'''
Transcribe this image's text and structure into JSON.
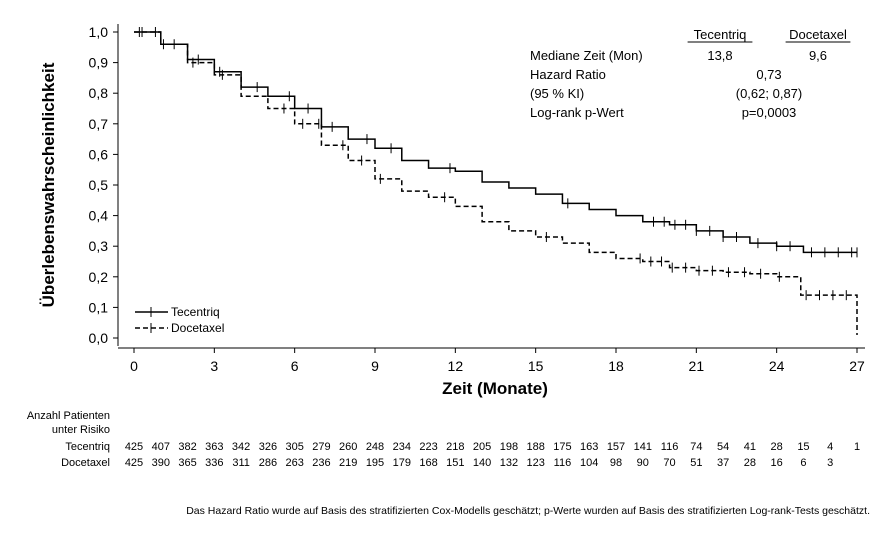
{
  "chart_data": {
    "type": "line",
    "subtype": "kaplan-meier",
    "xlabel": "Zeit (Monate)",
    "ylabel": "Überlebenswahrscheinlichkeit",
    "xlim": [
      0,
      27
    ],
    "ylim": [
      0,
      1
    ],
    "xticks": [
      "0",
      "3",
      "6",
      "9",
      "12",
      "15",
      "18",
      "21",
      "24",
      "27"
    ],
    "yticks": [
      "0,0",
      "0,1",
      "0,2",
      "0,3",
      "0,4",
      "0,5",
      "0,6",
      "0,7",
      "0,8",
      "0,9",
      "1,0"
    ],
    "grid": false,
    "legend_position": "bottom-left",
    "series": [
      {
        "name": "Tecentriq",
        "style": "solid",
        "x": [
          0,
          1,
          2,
          3,
          4,
          5,
          6,
          7,
          8,
          9,
          10,
          11,
          12,
          13,
          14,
          15,
          16,
          17,
          18,
          19,
          20,
          21,
          22,
          23,
          24,
          25,
          27
        ],
        "y": [
          1.0,
          0.96,
          0.91,
          0.87,
          0.82,
          0.79,
          0.75,
          0.69,
          0.65,
          0.62,
          0.58,
          0.555,
          0.545,
          0.51,
          0.49,
          0.47,
          0.44,
          0.42,
          0.4,
          0.38,
          0.37,
          0.35,
          0.33,
          0.31,
          0.3,
          0.28,
          0.28
        ],
        "censored_x": [
          0.2,
          0.8,
          1.5,
          2.4,
          3.2,
          4.6,
          5.8,
          6.5,
          7.4,
          8.7,
          9.6,
          11.8,
          16.2,
          19.4,
          19.8,
          20.2,
          20.6,
          21.0,
          21.5,
          22.0,
          22.5,
          23.3,
          24.0,
          24.5,
          25.3,
          25.8,
          26.3,
          26.8,
          27
        ]
      },
      {
        "name": "Docetaxel",
        "style": "dashed",
        "x": [
          0,
          1,
          2,
          3,
          4,
          5,
          6,
          7,
          8,
          9,
          10,
          11,
          12,
          13,
          14,
          15,
          16,
          17,
          18,
          19,
          20,
          21,
          22,
          23,
          24,
          24.9,
          27
        ],
        "y": [
          1.0,
          0.96,
          0.9,
          0.86,
          0.79,
          0.75,
          0.7,
          0.63,
          0.58,
          0.52,
          0.48,
          0.46,
          0.43,
          0.38,
          0.35,
          0.33,
          0.31,
          0.28,
          0.26,
          0.25,
          0.23,
          0.22,
          0.215,
          0.21,
          0.2,
          0.14,
          0.14
        ],
        "censored_x": [
          0.3,
          1.1,
          2.2,
          3.3,
          5.6,
          6.3,
          6.9,
          7.8,
          8.5,
          9.2,
          11.6,
          15.4,
          18.9,
          19.3,
          19.7,
          20.1,
          20.6,
          21.1,
          21.6,
          22.2,
          22.8,
          23.4,
          24.1,
          25.1,
          25.6,
          26.1,
          26.6
        ]
      }
    ],
    "stats": {
      "col_headers": [
        "Tecentriq",
        "Docetaxel"
      ],
      "rows": [
        {
          "label": "Mediane Zeit (Mon)",
          "values": [
            "13,8",
            "9,6"
          ]
        },
        {
          "label": "Hazard Ratio",
          "values": [
            "0,73"
          ]
        },
        {
          "label": "(95 % KI)",
          "values": [
            "(0,62; 0,87)"
          ]
        },
        {
          "label": "Log-rank p-Wert",
          "values": [
            "p=0,0003"
          ]
        }
      ]
    },
    "at_risk": {
      "title_line1": "Anzahl Patienten",
      "title_line2": "unter Risiko",
      "rows": [
        {
          "name": "Tecentriq",
          "values": [
            "425",
            "407",
            "382",
            "363",
            "342",
            "326",
            "305",
            "279",
            "260",
            "248",
            "234",
            "223",
            "218",
            "205",
            "198",
            "188",
            "175",
            "163",
            "157",
            "141",
            "116",
            "74",
            "54",
            "41",
            "28",
            "15",
            "4",
            "1"
          ]
        },
        {
          "name": "Docetaxel",
          "values": [
            "425",
            "390",
            "365",
            "336",
            "311",
            "286",
            "263",
            "236",
            "219",
            "195",
            "179",
            "168",
            "151",
            "140",
            "132",
            "123",
            "116",
            "104",
            "98",
            "90",
            "70",
            "51",
            "37",
            "28",
            "16",
            "6",
            "3"
          ]
        }
      ]
    },
    "footnote": "Das Hazard Ratio wurde auf Basis des stratifizierten Cox-Modells geschätzt; p-Werte wurden auf Basis des stratifizierten Log-rank-Tests geschätzt."
  }
}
'''
# EXERCISE AIM:
Work out how many lines of the material above contain the word "Ratio", then give only that figure.

# OUTPUT OF THE EXERCISE:
2